Extracted data entries
⁂

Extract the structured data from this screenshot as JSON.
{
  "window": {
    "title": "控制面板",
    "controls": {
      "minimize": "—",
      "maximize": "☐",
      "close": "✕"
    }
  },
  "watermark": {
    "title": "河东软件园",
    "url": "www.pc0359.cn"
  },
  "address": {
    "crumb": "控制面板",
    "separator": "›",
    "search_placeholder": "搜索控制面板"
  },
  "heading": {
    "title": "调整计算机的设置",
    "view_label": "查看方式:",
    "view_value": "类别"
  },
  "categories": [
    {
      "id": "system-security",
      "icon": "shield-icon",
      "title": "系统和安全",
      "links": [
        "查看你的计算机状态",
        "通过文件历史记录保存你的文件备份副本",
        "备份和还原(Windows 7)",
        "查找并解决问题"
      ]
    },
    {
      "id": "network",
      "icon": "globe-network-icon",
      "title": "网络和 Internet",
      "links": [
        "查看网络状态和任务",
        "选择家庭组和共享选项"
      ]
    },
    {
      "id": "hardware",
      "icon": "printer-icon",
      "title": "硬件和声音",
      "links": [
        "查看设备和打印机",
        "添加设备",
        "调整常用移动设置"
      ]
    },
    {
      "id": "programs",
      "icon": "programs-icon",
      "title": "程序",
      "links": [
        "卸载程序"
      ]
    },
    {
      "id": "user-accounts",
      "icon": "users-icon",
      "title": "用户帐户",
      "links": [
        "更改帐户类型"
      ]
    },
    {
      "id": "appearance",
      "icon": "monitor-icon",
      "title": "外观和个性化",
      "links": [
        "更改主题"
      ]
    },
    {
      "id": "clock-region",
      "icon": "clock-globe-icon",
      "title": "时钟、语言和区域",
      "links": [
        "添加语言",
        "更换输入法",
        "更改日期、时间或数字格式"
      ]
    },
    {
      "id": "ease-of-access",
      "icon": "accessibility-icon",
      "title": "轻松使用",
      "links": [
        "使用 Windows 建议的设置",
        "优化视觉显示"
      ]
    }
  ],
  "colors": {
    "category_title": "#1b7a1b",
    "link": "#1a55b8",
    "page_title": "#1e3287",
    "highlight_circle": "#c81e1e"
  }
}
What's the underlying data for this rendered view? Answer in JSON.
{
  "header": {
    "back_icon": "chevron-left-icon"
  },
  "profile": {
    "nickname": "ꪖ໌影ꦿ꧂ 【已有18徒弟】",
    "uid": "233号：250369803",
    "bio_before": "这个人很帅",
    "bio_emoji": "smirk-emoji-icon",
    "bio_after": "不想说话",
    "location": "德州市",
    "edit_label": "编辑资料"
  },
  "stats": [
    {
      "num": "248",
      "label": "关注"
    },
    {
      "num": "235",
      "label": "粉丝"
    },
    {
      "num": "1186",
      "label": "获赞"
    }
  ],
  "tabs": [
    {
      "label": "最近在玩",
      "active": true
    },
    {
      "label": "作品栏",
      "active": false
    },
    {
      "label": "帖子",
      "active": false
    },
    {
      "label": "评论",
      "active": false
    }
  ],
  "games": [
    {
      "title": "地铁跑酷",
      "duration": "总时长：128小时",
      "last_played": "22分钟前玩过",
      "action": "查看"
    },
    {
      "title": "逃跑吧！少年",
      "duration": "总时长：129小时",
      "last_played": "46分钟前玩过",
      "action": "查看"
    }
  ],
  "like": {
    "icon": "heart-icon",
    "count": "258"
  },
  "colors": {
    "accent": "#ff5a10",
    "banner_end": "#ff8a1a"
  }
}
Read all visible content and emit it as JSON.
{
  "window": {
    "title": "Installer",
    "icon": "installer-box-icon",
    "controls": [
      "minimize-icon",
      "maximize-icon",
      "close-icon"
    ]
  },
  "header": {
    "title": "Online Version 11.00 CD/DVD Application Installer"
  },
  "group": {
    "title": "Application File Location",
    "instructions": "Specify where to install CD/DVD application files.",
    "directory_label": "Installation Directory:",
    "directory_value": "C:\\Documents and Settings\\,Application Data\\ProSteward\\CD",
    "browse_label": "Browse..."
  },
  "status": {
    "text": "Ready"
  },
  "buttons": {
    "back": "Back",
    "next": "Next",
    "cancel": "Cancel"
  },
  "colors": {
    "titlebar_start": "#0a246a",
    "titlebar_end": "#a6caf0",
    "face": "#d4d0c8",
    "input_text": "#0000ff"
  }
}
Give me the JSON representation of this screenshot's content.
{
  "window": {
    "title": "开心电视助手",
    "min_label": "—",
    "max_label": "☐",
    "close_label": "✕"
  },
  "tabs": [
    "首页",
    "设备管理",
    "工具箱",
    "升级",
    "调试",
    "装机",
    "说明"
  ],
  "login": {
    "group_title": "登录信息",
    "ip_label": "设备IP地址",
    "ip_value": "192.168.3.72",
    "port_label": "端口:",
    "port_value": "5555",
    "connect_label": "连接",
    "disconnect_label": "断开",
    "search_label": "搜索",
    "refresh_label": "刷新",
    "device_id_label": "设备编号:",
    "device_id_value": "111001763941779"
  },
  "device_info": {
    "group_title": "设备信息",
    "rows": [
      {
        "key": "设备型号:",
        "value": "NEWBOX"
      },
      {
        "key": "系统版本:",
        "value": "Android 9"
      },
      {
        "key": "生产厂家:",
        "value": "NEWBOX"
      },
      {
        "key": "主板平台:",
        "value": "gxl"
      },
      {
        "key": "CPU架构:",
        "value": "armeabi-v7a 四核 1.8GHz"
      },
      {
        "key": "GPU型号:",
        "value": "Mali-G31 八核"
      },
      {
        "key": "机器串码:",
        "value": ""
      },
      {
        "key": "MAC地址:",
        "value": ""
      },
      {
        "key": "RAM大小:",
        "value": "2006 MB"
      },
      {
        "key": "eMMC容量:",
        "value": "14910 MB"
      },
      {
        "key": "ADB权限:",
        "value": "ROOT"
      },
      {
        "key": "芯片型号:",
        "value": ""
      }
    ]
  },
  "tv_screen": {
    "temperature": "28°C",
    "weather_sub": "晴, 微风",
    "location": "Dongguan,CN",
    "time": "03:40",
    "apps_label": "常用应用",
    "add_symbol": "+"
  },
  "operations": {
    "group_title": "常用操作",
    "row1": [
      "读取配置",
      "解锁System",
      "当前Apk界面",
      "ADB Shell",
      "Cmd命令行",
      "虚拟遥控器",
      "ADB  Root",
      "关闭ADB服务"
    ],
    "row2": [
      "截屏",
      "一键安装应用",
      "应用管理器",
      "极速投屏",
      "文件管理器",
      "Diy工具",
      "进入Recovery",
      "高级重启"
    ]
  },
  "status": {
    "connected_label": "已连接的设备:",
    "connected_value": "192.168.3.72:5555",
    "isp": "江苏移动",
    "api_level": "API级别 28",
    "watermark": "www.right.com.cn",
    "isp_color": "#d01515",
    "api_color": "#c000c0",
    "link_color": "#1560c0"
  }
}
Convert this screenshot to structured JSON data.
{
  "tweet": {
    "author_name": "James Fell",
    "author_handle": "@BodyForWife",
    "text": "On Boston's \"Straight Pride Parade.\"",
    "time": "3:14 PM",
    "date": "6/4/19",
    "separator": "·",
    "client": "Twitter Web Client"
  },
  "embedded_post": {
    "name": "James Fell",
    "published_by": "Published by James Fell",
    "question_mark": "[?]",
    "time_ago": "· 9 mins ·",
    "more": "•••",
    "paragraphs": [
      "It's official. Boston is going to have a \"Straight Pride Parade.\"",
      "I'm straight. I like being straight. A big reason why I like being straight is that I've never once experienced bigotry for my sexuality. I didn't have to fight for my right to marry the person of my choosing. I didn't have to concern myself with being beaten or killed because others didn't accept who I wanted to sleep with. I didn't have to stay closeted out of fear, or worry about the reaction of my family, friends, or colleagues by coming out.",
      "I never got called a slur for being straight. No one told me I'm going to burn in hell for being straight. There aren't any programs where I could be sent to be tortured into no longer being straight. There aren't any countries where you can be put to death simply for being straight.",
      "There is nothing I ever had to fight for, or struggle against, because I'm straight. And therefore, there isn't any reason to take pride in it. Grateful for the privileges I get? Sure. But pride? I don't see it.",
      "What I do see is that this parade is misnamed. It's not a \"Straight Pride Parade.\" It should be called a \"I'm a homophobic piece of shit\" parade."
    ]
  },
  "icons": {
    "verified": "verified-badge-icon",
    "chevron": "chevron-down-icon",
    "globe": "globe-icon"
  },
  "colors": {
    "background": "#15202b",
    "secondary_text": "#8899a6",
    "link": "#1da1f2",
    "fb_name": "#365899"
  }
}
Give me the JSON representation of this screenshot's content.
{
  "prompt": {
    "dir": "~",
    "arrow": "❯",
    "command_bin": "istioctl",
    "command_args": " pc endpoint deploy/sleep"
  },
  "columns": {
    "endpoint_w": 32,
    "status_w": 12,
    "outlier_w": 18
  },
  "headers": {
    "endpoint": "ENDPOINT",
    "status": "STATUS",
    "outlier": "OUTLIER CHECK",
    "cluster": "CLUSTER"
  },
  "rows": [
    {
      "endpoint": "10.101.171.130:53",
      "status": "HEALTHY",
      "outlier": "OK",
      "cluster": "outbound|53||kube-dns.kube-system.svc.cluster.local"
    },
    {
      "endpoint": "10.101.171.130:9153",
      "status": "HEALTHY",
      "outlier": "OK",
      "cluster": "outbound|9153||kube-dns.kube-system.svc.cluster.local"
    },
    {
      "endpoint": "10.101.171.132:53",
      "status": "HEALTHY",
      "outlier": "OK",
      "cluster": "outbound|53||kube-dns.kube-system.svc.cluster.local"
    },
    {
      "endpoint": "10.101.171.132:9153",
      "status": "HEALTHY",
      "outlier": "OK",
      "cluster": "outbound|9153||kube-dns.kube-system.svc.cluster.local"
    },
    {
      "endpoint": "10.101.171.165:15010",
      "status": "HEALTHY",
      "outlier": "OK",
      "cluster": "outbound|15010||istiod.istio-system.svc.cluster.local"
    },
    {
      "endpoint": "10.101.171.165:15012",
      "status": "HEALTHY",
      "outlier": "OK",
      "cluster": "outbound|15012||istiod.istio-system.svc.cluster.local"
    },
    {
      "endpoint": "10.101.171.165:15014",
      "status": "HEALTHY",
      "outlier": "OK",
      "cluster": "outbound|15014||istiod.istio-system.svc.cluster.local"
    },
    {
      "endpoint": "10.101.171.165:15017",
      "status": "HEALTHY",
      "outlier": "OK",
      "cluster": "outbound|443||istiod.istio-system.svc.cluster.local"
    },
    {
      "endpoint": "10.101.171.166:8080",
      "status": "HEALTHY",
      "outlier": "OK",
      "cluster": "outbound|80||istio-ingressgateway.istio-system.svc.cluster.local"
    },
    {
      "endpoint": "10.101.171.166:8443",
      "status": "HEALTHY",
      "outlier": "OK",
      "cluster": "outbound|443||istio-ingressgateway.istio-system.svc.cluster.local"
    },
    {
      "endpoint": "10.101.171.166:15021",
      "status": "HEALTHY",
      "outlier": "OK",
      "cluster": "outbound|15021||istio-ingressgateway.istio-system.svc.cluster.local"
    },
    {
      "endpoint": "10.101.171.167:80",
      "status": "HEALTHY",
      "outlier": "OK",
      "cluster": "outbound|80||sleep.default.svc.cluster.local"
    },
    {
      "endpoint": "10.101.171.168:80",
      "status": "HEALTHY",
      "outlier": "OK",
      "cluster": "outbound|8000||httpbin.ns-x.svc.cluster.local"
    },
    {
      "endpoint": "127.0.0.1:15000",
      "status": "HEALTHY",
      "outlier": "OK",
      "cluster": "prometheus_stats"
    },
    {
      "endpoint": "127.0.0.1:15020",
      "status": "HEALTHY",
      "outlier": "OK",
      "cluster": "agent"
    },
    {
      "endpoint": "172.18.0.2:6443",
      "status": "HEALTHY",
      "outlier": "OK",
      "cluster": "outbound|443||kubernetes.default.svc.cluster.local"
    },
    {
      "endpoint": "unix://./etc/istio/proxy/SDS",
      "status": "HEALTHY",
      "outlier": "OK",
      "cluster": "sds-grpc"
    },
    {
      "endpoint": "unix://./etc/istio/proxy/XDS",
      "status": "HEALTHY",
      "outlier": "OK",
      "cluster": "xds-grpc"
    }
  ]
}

⁂

What is being asked. Select every line in the material above where the string "called" occurs, and copy it.

Result of the exercise.
      "I never got called a slur for being straight. No one told me I'm going to burn in hell for being straight. There aren't any programs where I could be sent to be tortured into no longer being straight. There aren't any countries where you can be put to death simply for being straight.",
      "What I do see is that this parade is misnamed. It's not a \"Straight Pride Parade.\" It should be called a \"I'm a homophobic piece of shit\" parade."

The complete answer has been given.